## Your instructions
Make an exact copy of all the records.
BEGIN Records shown
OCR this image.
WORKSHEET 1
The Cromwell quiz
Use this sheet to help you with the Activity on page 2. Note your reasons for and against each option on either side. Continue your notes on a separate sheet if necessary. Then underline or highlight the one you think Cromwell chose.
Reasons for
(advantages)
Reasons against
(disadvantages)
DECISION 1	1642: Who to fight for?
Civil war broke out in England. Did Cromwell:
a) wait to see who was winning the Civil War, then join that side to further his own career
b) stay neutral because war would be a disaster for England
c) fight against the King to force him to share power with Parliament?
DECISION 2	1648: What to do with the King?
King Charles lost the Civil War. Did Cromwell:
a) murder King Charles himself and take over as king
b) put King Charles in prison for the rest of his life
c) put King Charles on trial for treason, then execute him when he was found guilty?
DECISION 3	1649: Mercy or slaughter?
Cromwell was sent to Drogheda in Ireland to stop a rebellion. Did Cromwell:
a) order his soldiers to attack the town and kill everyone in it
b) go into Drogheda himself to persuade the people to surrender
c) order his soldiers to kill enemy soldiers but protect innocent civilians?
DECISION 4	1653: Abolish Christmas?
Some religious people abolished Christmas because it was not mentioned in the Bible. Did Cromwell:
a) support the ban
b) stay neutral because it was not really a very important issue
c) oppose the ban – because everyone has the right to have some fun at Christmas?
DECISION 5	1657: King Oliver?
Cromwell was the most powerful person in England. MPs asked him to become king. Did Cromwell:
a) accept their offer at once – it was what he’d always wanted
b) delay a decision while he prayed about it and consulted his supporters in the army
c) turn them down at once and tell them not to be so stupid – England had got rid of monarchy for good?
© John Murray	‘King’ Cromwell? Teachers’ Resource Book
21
END Records shown
## Solution for this problem
OCR this image.
WORKSHEET 1
The Cromwell quiz
Use this sheet to help you with the Activity on page 2. Note your reasons for and against each option on either side. Continue your notes on a separate sheet if necessary. Then underline or highlight the one you think Cromwell chose.
Reasons for
(advantages)
Reasons against
(disadvantages)
DECISION 1	1642: Who to fight for?
Civil war broke out in England. Did Cromwell:
a) wait to see who was winning the Civil War, then join that side to further his own career
b) stay neutral because war would be a disaster for England
c) fight against the King to force him to share power with Parliament?
DECISION 2	1648: What to do with the King?
King Charles lost the Civil War. Did Cromwell:
a) murder King Charles himself and take over as king
b) put King Charles in prison for the rest of his life
c) put King Charles on trial for treason, then execute him when he was found guilty?
DECISION 3	1649: Mercy or slaughter?
Cromwell was sent to Drogheda in Ireland to stop a rebellion. Did Cromwell:
a) order his soldiers to attack the town and kill everyone in it
b) go into Drogheda himself to persuade the people to surrender
c) order his soldiers to kill enemy soldiers but protect innocent civilians?
DECISION 4	1653: Abolish Christmas?
Some religious people abolished Christmas because it was not mentioned in the Bible. Did Cromwell:
a) support the ban
b) stay neutral because it was not really a very important issue
c) oppose the ban – because everyone has the right to have some fun at Christmas?
DECISION 5	1657: King Oliver?
Cromwell was the most powerful person in England. MPs asked him to become king. Did Cromwell:
a) accept their offer at once – it was what he’d always wanted
b) delay a decision while he prayed about it and consulted his supporters in the army
c) turn them down at once and tell them not to be so stupid – England had got rid of monarchy for good?
© John Murray	‘King’ Cromwell? Teachers’ Resource Book
21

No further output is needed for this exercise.